▶ [Written exercise] Search the data below for the string "xlabel". Extract every line that contains it.

▶ [Data records]

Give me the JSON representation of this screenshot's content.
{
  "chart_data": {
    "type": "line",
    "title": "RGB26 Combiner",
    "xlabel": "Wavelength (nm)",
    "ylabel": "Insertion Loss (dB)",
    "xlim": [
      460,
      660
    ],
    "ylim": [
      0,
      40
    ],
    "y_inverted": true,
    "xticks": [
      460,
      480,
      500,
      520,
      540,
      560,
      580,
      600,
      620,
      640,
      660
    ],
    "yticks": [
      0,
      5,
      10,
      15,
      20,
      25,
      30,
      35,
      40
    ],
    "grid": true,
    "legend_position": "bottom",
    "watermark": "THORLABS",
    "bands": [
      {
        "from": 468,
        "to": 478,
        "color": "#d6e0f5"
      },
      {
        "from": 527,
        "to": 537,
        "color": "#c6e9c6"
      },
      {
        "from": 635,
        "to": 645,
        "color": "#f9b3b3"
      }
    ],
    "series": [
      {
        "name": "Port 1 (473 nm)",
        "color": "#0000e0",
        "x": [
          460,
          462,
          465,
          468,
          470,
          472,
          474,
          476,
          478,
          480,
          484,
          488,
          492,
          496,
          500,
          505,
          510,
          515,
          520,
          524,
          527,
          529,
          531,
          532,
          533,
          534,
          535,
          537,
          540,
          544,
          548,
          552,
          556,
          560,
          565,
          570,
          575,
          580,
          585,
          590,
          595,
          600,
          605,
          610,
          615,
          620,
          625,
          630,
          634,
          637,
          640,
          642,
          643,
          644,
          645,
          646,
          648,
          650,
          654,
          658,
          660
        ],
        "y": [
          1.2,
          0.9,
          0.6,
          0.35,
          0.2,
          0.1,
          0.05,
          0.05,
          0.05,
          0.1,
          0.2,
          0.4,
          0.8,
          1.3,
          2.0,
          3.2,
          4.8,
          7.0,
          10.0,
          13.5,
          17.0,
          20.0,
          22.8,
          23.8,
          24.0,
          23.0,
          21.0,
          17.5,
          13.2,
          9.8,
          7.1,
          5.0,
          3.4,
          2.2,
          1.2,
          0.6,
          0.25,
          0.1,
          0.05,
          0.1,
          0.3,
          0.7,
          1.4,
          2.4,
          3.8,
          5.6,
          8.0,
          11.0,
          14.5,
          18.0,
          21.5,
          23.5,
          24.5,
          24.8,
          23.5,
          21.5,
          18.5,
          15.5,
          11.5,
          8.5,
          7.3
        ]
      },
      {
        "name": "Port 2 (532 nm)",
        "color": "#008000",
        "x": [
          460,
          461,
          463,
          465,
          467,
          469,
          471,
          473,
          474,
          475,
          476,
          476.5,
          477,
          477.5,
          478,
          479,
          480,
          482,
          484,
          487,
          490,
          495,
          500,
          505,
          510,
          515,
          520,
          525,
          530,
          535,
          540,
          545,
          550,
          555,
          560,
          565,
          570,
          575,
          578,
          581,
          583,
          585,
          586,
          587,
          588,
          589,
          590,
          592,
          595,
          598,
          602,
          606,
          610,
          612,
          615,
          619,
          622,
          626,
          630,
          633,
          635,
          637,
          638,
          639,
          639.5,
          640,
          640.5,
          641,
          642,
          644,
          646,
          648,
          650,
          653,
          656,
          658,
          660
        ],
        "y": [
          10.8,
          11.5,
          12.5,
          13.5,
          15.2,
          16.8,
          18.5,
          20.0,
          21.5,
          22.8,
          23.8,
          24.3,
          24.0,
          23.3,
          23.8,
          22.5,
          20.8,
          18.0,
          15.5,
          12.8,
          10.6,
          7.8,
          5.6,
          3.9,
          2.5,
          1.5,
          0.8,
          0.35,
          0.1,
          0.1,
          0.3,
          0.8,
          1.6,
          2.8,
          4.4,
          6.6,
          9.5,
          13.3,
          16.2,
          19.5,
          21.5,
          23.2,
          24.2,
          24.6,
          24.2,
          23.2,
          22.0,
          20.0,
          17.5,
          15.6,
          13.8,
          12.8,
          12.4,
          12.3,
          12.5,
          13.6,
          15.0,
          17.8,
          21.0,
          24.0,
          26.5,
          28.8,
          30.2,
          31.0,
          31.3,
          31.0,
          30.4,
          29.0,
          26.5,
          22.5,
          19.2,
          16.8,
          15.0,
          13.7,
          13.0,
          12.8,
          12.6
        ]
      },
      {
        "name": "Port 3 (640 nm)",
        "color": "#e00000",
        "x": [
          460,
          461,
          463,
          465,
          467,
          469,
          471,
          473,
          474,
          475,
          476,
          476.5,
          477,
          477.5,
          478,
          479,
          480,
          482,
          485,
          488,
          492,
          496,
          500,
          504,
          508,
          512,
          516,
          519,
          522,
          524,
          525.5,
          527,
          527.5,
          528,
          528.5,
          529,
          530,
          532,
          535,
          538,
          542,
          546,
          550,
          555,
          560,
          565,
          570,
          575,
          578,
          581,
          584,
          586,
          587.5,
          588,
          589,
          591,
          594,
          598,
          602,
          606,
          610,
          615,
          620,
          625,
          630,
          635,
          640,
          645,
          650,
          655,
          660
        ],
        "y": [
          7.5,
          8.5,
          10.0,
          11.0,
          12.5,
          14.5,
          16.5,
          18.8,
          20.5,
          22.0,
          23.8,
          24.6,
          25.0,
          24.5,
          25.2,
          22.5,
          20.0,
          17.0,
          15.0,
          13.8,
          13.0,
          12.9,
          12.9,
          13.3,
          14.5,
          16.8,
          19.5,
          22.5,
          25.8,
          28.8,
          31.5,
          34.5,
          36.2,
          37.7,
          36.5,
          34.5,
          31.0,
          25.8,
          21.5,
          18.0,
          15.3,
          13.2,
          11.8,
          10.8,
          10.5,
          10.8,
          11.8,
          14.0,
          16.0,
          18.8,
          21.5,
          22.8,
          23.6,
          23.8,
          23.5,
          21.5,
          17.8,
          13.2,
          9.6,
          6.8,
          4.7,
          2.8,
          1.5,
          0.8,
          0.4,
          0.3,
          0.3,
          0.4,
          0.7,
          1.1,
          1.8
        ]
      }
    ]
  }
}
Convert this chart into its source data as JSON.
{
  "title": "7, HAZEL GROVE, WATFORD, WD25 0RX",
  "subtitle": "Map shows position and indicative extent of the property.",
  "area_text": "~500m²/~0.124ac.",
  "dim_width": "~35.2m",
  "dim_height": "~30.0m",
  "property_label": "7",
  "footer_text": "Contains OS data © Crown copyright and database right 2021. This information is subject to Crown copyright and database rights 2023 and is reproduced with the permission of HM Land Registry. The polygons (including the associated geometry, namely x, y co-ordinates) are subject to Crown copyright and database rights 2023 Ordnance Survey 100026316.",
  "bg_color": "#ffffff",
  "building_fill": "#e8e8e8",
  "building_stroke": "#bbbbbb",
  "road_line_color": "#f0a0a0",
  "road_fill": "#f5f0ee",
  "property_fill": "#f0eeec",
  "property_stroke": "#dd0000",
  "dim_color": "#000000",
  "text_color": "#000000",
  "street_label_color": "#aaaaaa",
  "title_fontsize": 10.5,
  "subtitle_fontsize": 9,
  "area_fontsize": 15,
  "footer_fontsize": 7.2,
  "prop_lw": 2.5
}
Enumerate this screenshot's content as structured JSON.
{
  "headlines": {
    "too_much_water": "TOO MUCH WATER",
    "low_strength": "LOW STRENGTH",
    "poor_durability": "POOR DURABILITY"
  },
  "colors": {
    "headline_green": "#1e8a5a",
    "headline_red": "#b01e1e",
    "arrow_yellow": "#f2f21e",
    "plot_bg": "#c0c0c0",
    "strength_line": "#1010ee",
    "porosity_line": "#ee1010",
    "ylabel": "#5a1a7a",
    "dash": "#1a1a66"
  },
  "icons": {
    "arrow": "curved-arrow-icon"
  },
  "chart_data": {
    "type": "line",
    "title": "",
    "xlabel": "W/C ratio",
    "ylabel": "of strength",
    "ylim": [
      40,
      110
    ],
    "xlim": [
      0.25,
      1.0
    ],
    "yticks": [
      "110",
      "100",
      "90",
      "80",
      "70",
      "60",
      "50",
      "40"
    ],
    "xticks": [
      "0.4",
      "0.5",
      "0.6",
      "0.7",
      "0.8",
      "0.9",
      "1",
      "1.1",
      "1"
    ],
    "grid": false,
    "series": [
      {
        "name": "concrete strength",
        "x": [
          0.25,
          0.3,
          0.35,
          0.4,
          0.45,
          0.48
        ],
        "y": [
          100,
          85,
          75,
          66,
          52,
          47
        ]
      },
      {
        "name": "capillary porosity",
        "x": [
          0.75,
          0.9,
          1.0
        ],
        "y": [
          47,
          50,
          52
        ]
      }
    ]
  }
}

▶ [Correct answer]
    "xlabel": "Wavelength (nm)",
    "xlabel": "W/C ratio",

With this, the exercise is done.